WHAT YOU SHOULD DO
Give back the full listing, character for character, with no pictures.

Figure data in JSON:
*****
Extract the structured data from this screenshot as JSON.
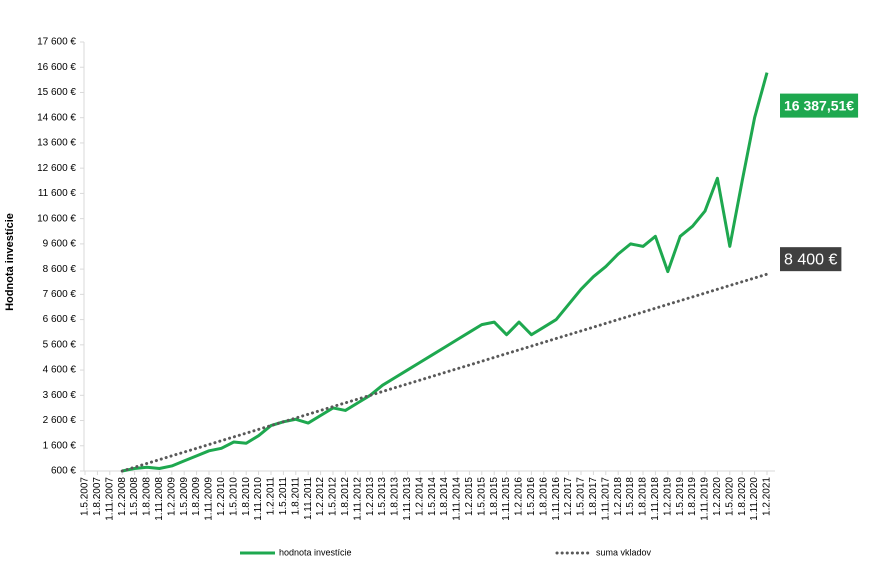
{
  "chart_data": {
    "type": "line",
    "y_label": "Hodnota investície",
    "categories": [
      "1.5.2007",
      "1.8.2007",
      "1.11.2007",
      "1.2.2008",
      "1.5.2008",
      "1.8.2008",
      "1.11.2008",
      "1.2.2009",
      "1.5.2009",
      "1.8.2009",
      "1.11.2009",
      "1.2.2010",
      "1.5.2010",
      "1.8.2010",
      "1.11.2010",
      "1.2.2011",
      "1.5.2011",
      "1.8.2011",
      "1.11.2011",
      "1.2.2012",
      "1.5.2012",
      "1.8.2012",
      "1.11.2012",
      "1.2.2013",
      "1.5.2013",
      "1.8.2013",
      "1.11.2013",
      "1.2.2014",
      "1.5.2014",
      "1.8.2014",
      "1.11.2014",
      "1.2.2015",
      "1.5.2015",
      "1.8.2015",
      "1.11.2015",
      "1.2.2016",
      "1.5.2016",
      "1.8.2016",
      "1.11.2016",
      "1.2.2017",
      "1.5.2017",
      "1.8.2017",
      "1.11.2017",
      "1.2.2018",
      "1.5.2018",
      "1.8.2018",
      "1.11.2018",
      "1.2.2019",
      "1.5.2019",
      "1.8.2019",
      "1.11.2019",
      "1.2.2020",
      "1.5.2020",
      "1.8.2020",
      "1.11.2020",
      "1.2.2021"
    ],
    "series": [
      {
        "name": "hodnota investície",
        "color": "#1ea84f",
        "dashed": false,
        "values": [
          null,
          null,
          null,
          600,
          700,
          750,
          700,
          800,
          1000,
          1200,
          1400,
          1500,
          1750,
          1700,
          2000,
          2400,
          2550,
          2650,
          2500,
          2800,
          3100,
          3000,
          3300,
          3600,
          4000,
          4300,
          4600,
          4900,
          5200,
          5500,
          5800,
          6100,
          6400,
          6500,
          6000,
          6500,
          6000,
          6300,
          6600,
          7200,
          7800,
          8300,
          8700,
          9200,
          9600,
          9500,
          9900,
          8500,
          9900,
          10300,
          10900,
          12200,
          9500,
          12100,
          14600,
          16387.51
        ],
        "value_labels": [
          null,
          null,
          null,
          null,
          null,
          null,
          null,
          null,
          null,
          null,
          null,
          null,
          null,
          null,
          null,
          null,
          null,
          null,
          null,
          null,
          null,
          null,
          null,
          null,
          null,
          null,
          null,
          null,
          null,
          null,
          null,
          null,
          null,
          null,
          null,
          null,
          null,
          null,
          null,
          null,
          null,
          null,
          null,
          null,
          null,
          null,
          null,
          null,
          null,
          null,
          null,
          null,
          null,
          null,
          null,
          "16 387,51€"
        ]
      },
      {
        "name": "suma vkladov",
        "color": "#595959",
        "dashed": true,
        "values": [
          null,
          null,
          null,
          600,
          750,
          900,
          1050,
          1200,
          1350,
          1500,
          1650,
          1800,
          1950,
          2100,
          2250,
          2400,
          2550,
          2700,
          2850,
          3000,
          3150,
          3300,
          3450,
          3600,
          3750,
          3900,
          4050,
          4200,
          4350,
          4500,
          4650,
          4800,
          4950,
          5100,
          5250,
          5400,
          5550,
          5700,
          5850,
          6000,
          6150,
          6300,
          6450,
          6600,
          6750,
          6900,
          7050,
          7200,
          7350,
          7500,
          7650,
          7800,
          7950,
          8100,
          8250,
          8400
        ],
        "value_labels": [
          null,
          null,
          null,
          null,
          null,
          null,
          null,
          null,
          null,
          null,
          null,
          null,
          null,
          null,
          null,
          null,
          null,
          null,
          null,
          null,
          null,
          null,
          null,
          null,
          null,
          null,
          null,
          null,
          null,
          null,
          null,
          null,
          null,
          null,
          null,
          null,
          null,
          null,
          null,
          null,
          null,
          null,
          null,
          null,
          null,
          null,
          null,
          null,
          null,
          null,
          null,
          null,
          null,
          null,
          null,
          "8 400 €"
        ]
      }
    ],
    "ylim": [
      600,
      17600
    ],
    "yticks": [
      {
        "value": 600,
        "label": "600 €"
      },
      {
        "value": 1600,
        "label": "1 600 €"
      },
      {
        "value": 2600,
        "label": "2 600 €"
      },
      {
        "value": 3600,
        "label": "3 600 €"
      },
      {
        "value": 4600,
        "label": "4 600 €"
      },
      {
        "value": 5600,
        "label": "5 600 €"
      },
      {
        "value": 6600,
        "label": "6 600 €"
      },
      {
        "value": 7600,
        "label": "7 600 €"
      },
      {
        "value": 8600,
        "label": "8 600 €"
      },
      {
        "value": 9600,
        "label": "9 600 €"
      },
      {
        "value": 10600,
        "label": "10 600 €"
      },
      {
        "value": 11600,
        "label": "11 600 €"
      },
      {
        "value": 12600,
        "label": "12 600 €"
      },
      {
        "value": 13600,
        "label": "13 600 €"
      },
      {
        "value": 14600,
        "label": "14 600 €"
      },
      {
        "value": 15600,
        "label": "15 600 €"
      },
      {
        "value": 16600,
        "label": "16 600 €"
      },
      {
        "value": 17600,
        "label": "17 600 €"
      }
    ],
    "grid": false,
    "legend": "bottom"
  }
}
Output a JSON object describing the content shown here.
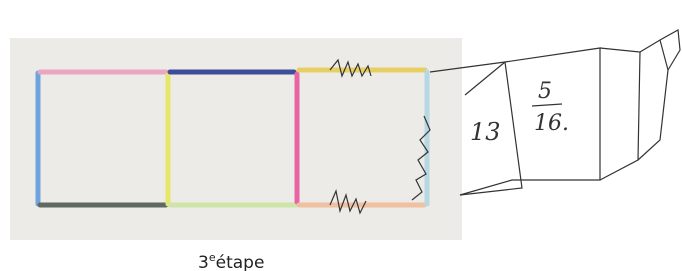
{
  "caption": {
    "number": "3",
    "suffix": "e",
    "word": "étape"
  },
  "handwriting": {
    "first_box": "13",
    "second_box_top": "5",
    "second_box_bottom": "16."
  }
}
*****
EXPECTED OUTPUT
Extract the structured data from this screenshot as JSON.
{
  "chart_data": {
    "type": "line",
    "y_label": "Hodnota investície",
    "categories": [
      "1.5.2007",
      "1.8.2007",
      "1.11.2007",
      "1.2.2008",
      "1.5.2008",
      "1.8.2008",
      "1.11.2008",
      "1.2.2009",
      "1.5.2009",
      "1.8.2009",
      "1.11.2009",
      "1.2.2010",
      "1.5.2010",
      "1.8.2010",
      "1.11.2010",
      "1.2.2011",
      "1.5.2011",
      "1.8.2011",
      "1.11.2011",
      "1.2.2012",
      "1.5.2012",
      "1.8.2012",
      "1.11.2012",
      "1.2.2013",
      "1.5.2013",
      "1.8.2013",
      "1.11.2013",
      "1.2.2014",
      "1.5.2014",
      "1.8.2014",
      "1.11.2014",
      "1.2.2015",
      "1.5.2015",
      "1.8.2015",
      "1.11.2015",
      "1.2.2016",
      "1.5.2016",
      "1.8.2016",
      "1.11.2016",
      "1.2.2017",
      "1.5.2017",
      "1.8.2017",
      "1.11.2017",
      "1.2.2018",
      "1.5.2018",
      "1.8.2018",
      "1.11.2018",
      "1.2.2019",
      "1.5.2019",
      "1.8.2019",
      "1.11.2019",
      "1.2.2020",
      "1.5.2020",
      "1.8.2020",
      "1.11.2020",
      "1.2.2021"
    ],
    "series": [
      {
        "name": "hodnota investície",
        "color": "#1ea84f",
        "dashed": false,
        "values": [
          null,
          null,
          null,
          600,
          700,
          750,
          700,
          800,
          1000,
          1200,
          1400,
          1500,
          1750,
          1700,
          2000,
          2400,
          2550,
          2650,
          2500,
          2800,
          3100,
          3000,
          3300,
          3600,
          4000,
          4300,
          4600,
          4900,
          5200,
          5500,
          5800,
          6100,
          6400,
          6500,
          6000,
          6500,
          6000,
          6300,
          6600,
          7200,
          7800,
          8300,
          8700,
          9200,
          9600,
          9500,
          9900,
          8500,
          9900,
          10300,
          10900,
          12200,
          9500,
          12100,
          14600,
          16387.51
        ],
        "value_labels": [
          null,
          null,
          null,
          null,
          null,
          null,
          null,
          null,
          null,
          null,
          null,
          null,
          null,
          null,
          null,
          null,
          null,
          null,
          null,
          null,
          null,
          null,
          null,
          null,
          null,
          null,
          null,
          null,
          null,
          null,
          null,
          null,
          null,
          null,
          null,
          null,
          null,
          null,
          null,
          null,
          null,
          null,
          null,
          null,
          null,
          null,
          null,
          null,
          null,
          null,
          null,
          null,
          null,
          null,
          null,
          "16 387,51€"
        ]
      },
      {
        "name": "suma vkladov",
        "color": "#595959",
        "dashed": true,
        "values": [
          null,
          null,
          null,
          600,
          750,
          900,
          1050,
          1200,
          1350,
          1500,
          1650,
          1800,
          1950,
          2100,
          2250,
          2400,
          2550,
          2700,
          2850,
          3000,
          3150,
          3300,
          3450,
          3600,
          3750,
          3900,
          4050,
          4200,
          4350,
          4500,
          4650,
          4800,
          4950,
          5100,
          5250,
          5400,
          5550,
          5700,
          5850,
          6000,
          6150,
          6300,
          6450,
          6600,
          6750,
          6900,
          7050,
          7200,
          7350,
          7500,
          7650,
          7800,
          7950,
          8100,
          8250,
          8400
        ],
        "value_labels": [
          null,
          null,
          null,
          null,
          null,
          null,
          null,
          null,
          null,
          null,
          null,
          null,
          null,
          null,
          null,
          null,
          null,
          null,
          null,
          null,
          null,
          null,
          null,
          null,
          null,
          null,
          null,
          null,
          null,
          null,
          null,
          null,
          null,
          null,
          null,
          null,
          null,
          null,
          null,
          null,
          null,
          null,
          null,
          null,
          null,
          null,
          null,
          null,
          null,
          null,
          null,
          null,
          null,
          null,
          null,
          "8 400 €"
        ]
      }
    ],
    "ylim": [
      600,
      17600
    ],
    "yticks": [
      {
        "value": 600,
        "label": "600 €"
      },
      {
        "value": 1600,
        "label": "1 600 €"
      },
      {
        "value": 2600,
        "label": "2 600 €"
      },
      {
        "value": 3600,
        "label": "3 600 €"
      },
      {
        "value": 4600,
        "label": "4 600 €"
      },
      {
        "value": 5600,
        "label": "5 600 €"
      },
      {
        "value": 6600,
        "label": "6 600 €"
      },
      {
        "value": 7600,
        "label": "7 600 €"
      },
      {
        "value": 8600,
        "label": "8 600 €"
      },
      {
        "value": 9600,
        "label": "9 600 €"
      },
      {
        "value": 10600,
        "label": "10 600 €"
      },
      {
        "value": 11600,
        "label": "11 600 €"
      },
      {
        "value": 12600,
        "label": "12 600 €"
      },
      {
        "value": 13600,
        "label": "13 600 €"
      },
      {
        "value": 14600,
        "label": "14 600 €"
      },
      {
        "value": 15600,
        "label": "15 600 €"
      },
      {
        "value": 16600,
        "label": "16 600 €"
      },
      {
        "value": 17600,
        "label": "17 600 €"
      }
    ],
    "grid": false,
    "legend": "bottom"
  }
}
Output a JSON object describing the content shown here.
{
  "caption": {
    "number": "3",
    "suffix": "e",
    "word": "étape"
  },
  "handwriting": {
    "first_box": "13",
    "second_box_top": "5",
    "second_box_bottom": "16."
  }
}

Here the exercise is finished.